= TASK REQUIREMENTS =
Repeat each record exactly. Any picture gets left out.

= RAW DATA =
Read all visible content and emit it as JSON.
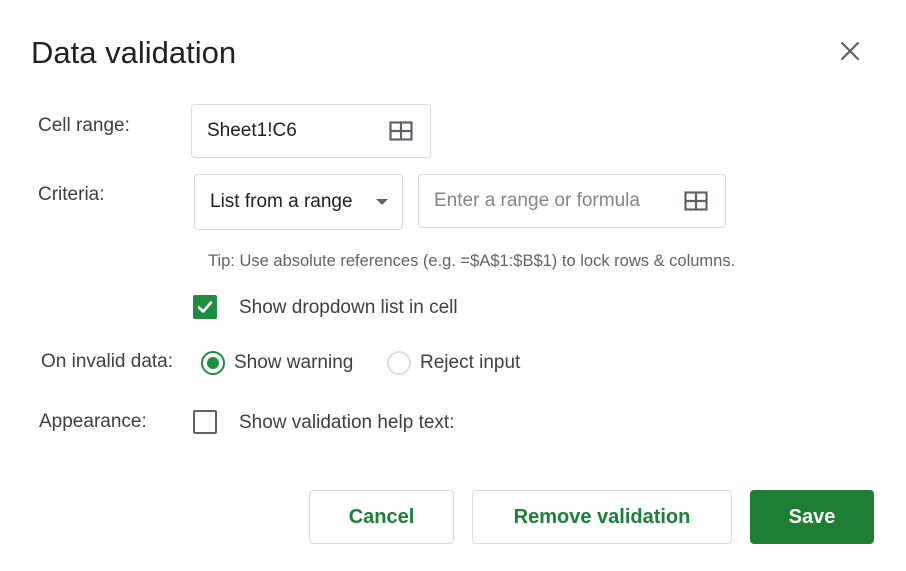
{
  "dialog": {
    "title": "Data validation"
  },
  "cell_range": {
    "label": "Cell range:",
    "value": "Sheet1!C6"
  },
  "criteria": {
    "label": "Criteria:",
    "selected": "List from a range",
    "range_placeholder": "Enter a range or formula",
    "tip": "Tip: Use absolute references (e.g. =$A$1:$B$1) to lock rows & columns.",
    "show_dropdown_label": "Show dropdown list in cell",
    "show_dropdown_checked": true
  },
  "invalid_data": {
    "label": "On invalid data:",
    "options": [
      {
        "label": "Show warning",
        "selected": true
      },
      {
        "label": "Reject input",
        "selected": false
      }
    ]
  },
  "appearance": {
    "label": "Appearance:",
    "help_text_label": "Show validation help text:",
    "help_text_checked": false
  },
  "buttons": {
    "cancel": "Cancel",
    "remove": "Remove validation",
    "save": "Save"
  },
  "colors": {
    "accent": "#1e8e3e",
    "primary_button": "#1e7e34",
    "button_text": "#188038"
  },
  "icons": {
    "close": "close-icon",
    "range_select": "grid-icon",
    "dropdown": "caret-down-icon",
    "check": "check-icon"
  }
}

= EXERCISE OUTPUT =
Read all visible content and emit it as JSON.
{
  "dialog": {
    "title": "Data validation"
  },
  "cell_range": {
    "label": "Cell range:",
    "value": "Sheet1!C6"
  },
  "criteria": {
    "label": "Criteria:",
    "selected": "List from a range",
    "range_placeholder": "Enter a range or formula",
    "tip": "Tip: Use absolute references (e.g. =$A$1:$B$1) to lock rows & columns.",
    "show_dropdown_label": "Show dropdown list in cell",
    "show_dropdown_checked": true
  },
  "invalid_data": {
    "label": "On invalid data:",
    "options": [
      {
        "label": "Show warning",
        "selected": true
      },
      {
        "label": "Reject input",
        "selected": false
      }
    ]
  },
  "appearance": {
    "label": "Appearance:",
    "help_text_label": "Show validation help text:",
    "help_text_checked": false
  },
  "buttons": {
    "cancel": "Cancel",
    "remove": "Remove validation",
    "save": "Save"
  },
  "colors": {
    "accent": "#1e8e3e",
    "primary_button": "#1e7e34",
    "button_text": "#188038"
  },
  "icons": {
    "close": "close-icon",
    "range_select": "grid-icon",
    "dropdown": "caret-down-icon",
    "check": "check-icon"
  }
}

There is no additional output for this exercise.